▶ **Work to complete**:
Find the lines that contain the word "this" and copy each one.
-----
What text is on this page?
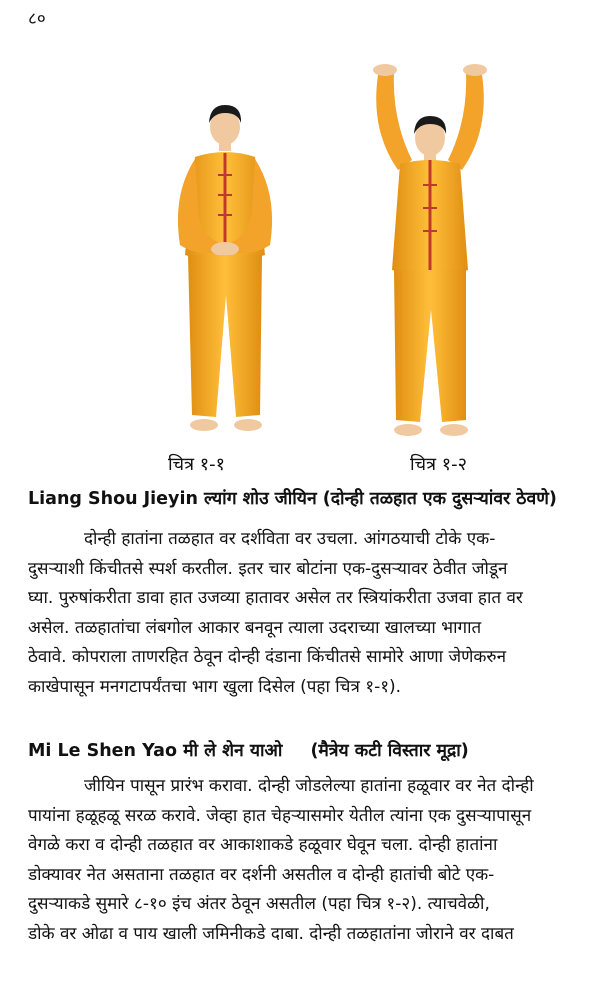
८०
चित्र १-१	चित्र १-२
Liang Shou Jieyin ल्यांग शोउ जीयिन (दोन्ही तळहात एक दुसऱ्यांवर ठेवणे)
दोन्ही हातांना तळहात वर दर्शविता वर उचला. आंगठयाची टोके एक-
दुसऱ्याशी किंचीतसे स्पर्श करतील. इतर चार बोटांना एक-दुसऱ्यावर ठेवीत जोडून
घ्या. पुरुषांकरीता डावा हात उजव्या हातावर असेल तर स्त्रियांकरीता उजवा हात वर
असेल. तळहातांचा लंबगोल आकार बनवून त्याला उदराच्या खालच्या भागात
ठेवावे. कोपराला ताणरहित ठेवून दोन्ही दंडाना किंचीतसे सामोरे आणा जेणेकरुन
काखेपासून मनगटापर्यंतचा भाग खुला दिसेल (पहा चित्र १-१).
Mi Le Shen Yao मी ले शेन याओ (मैत्रेय कटी विस्तार मूद्रा)
जीयिन पासून प्रारंभ करावा. दोन्ही जोडलेल्या हातांना हळूवार वर नेत दोन्ही
पायांना हळूहळू सरळ करावे. जेव्हा हात चेहऱ्यासमोर येतील त्यांना एक दुसऱ्यापासून
वेगळे करा व दोन्ही तळहात वर आकाशाकडे हळूवार घेवून चला. दोन्ही हातांना
डोक्यावर नेत असताना तळहात वर दर्शनी असतील व दोन्ही हातांची बोटे एक-
दुसऱ्याकडे सुमारे ८-१० इंच अंतर ठेवून असतील (पहा चित्र १-२). त्याचवेळी,
डोके वर ओढा व पाय खाली जमिनीकडे दाबा. दोन्ही तळहातांना जोराने वर दाबत
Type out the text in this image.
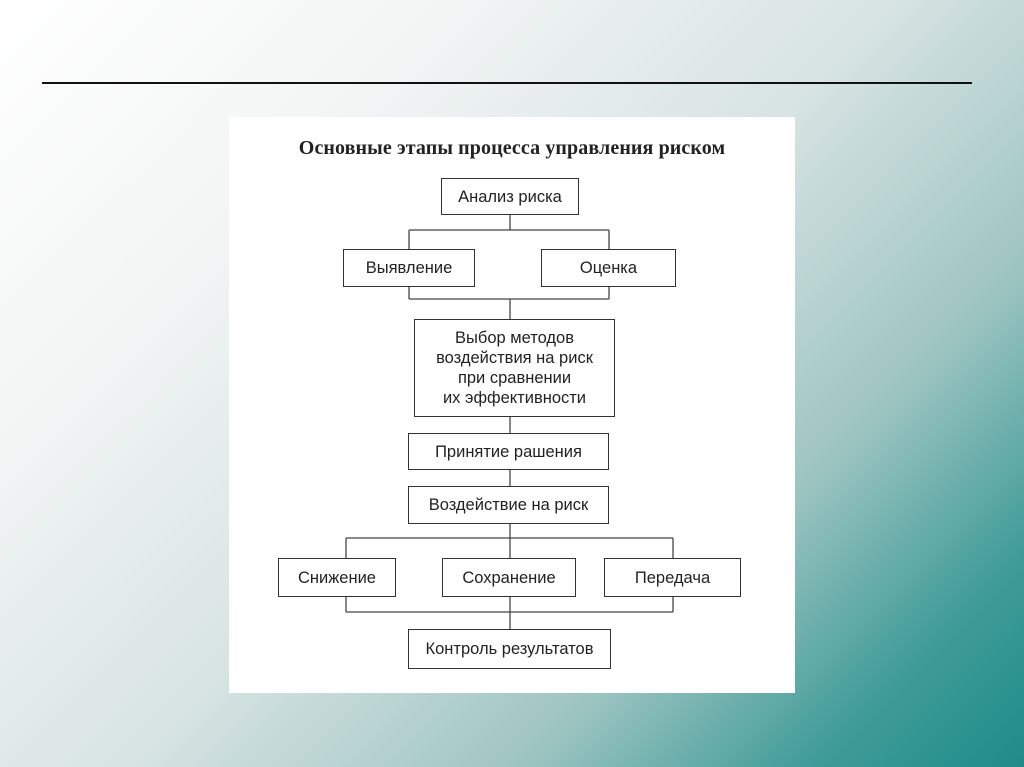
Основные этапы процесса управления риском
Анализ риска
Выявление	Оценка
Выбор методов
воздействия на риск
при сравнении
их эффективности
Принятие рашения
Воздействие на риск
Снижение	Сохранение	Передача
Контроль результатов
-----
▶ **Answer below**:
What text is on this page?
Type out the text in this image.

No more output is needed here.